> _To do_
Output the data word for word, dropping every image.

> _Dataset rows_
++++++++
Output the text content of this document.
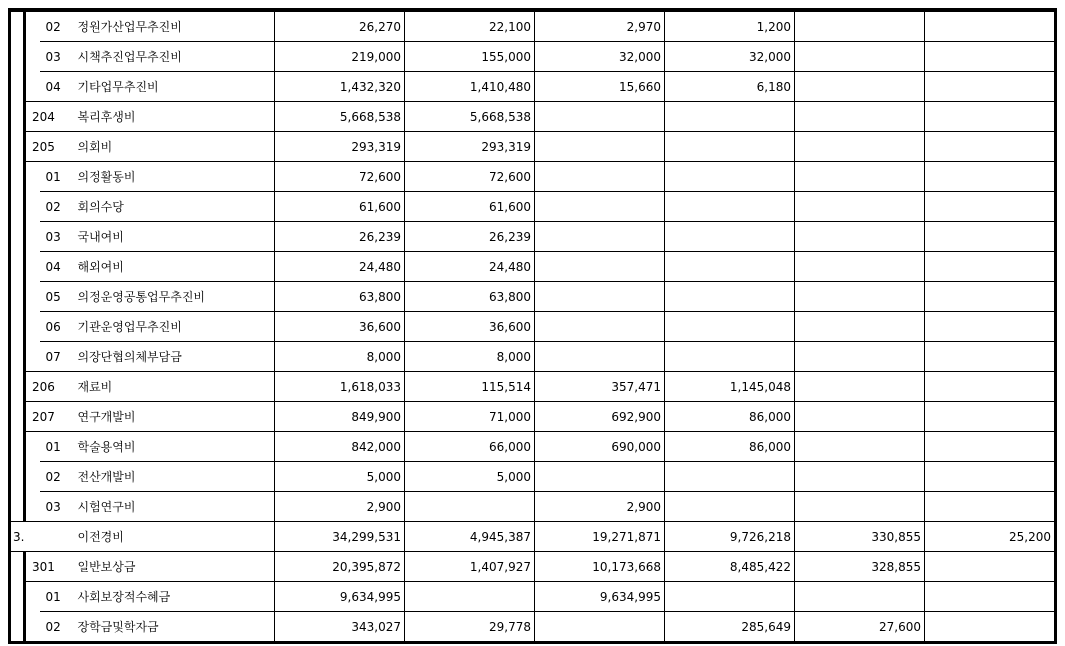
		02	정원가산업무추진비	26,270	22,100	2,970	1,200		
		03	시책추진업무추진비	219,000	155,000	32,000	32,000		
		04	기타업무추진비	1,432,320	1,410,480	15,660	6,180		
	204		복리후생비	5,668,538	5,668,538				
	205		의회비	293,319	293,319				
		01	의정활동비	72,600	72,600				
		02	회의수당	61,600	61,600				
		03	국내여비	26,239	26,239				
		04	해외여비	24,480	24,480				
		05	의정운영공통업무추진비	63,800	63,800				
		06	기관운영업무추진비	36,600	36,600				
		07	의장단협의체부담금	8,000	8,000				
	206		재료비	1,618,033	115,514	357,471	1,145,048		
	207		연구개발비	849,900	71,000	692,900	86,000		
		01	학술용역비	842,000	66,000	690,000	86,000		
		02	전산개발비	5,000	5,000				
		03	시험연구비	2,900		2,900			
3.			이전경비	34,299,531	4,945,387	19,271,871	9,726,218	330,855	25,200
	301		일반보상금	20,395,872	1,407,927	10,173,668	8,485,422	328,855	
		01	사회보장적수혜금	9,634,995		9,634,995			
		02	장학금및학자금	343,027	29,778		285,649	27,600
++++++++
> _Problem solution_
Output the text content of this document.
		02	정원가산업무추진비	26,270	22,100	2,970	1,200		
		03	시책추진업무추진비	219,000	155,000	32,000	32,000		
		04	기타업무추진비	1,432,320	1,410,480	15,660	6,180		
	204		복리후생비	5,668,538	5,668,538				
	205		의회비	293,319	293,319				
		01	의정활동비	72,600	72,600				
		02	회의수당	61,600	61,600				
		03	국내여비	26,239	26,239				
		04	해외여비	24,480	24,480				
		05	의정운영공통업무추진비	63,800	63,800				
		06	기관운영업무추진비	36,600	36,600				
		07	의장단협의체부담금	8,000	8,000				
	206		재료비	1,618,033	115,514	357,471	1,145,048		
	207		연구개발비	849,900	71,000	692,900	86,000		
		01	학술용역비	842,000	66,000	690,000	86,000		
		02	전산개발비	5,000	5,000				
		03	시험연구비	2,900		2,900			
3.			이전경비	34,299,531	4,945,387	19,271,871	9,726,218	330,855	25,200
	301		일반보상금	20,395,872	1,407,927	10,173,668	8,485,422	328,855	
		01	사회보장적수혜금	9,634,995		9,634,995			
		02	장학금및학자금	343,027	29,778		285,649	27,600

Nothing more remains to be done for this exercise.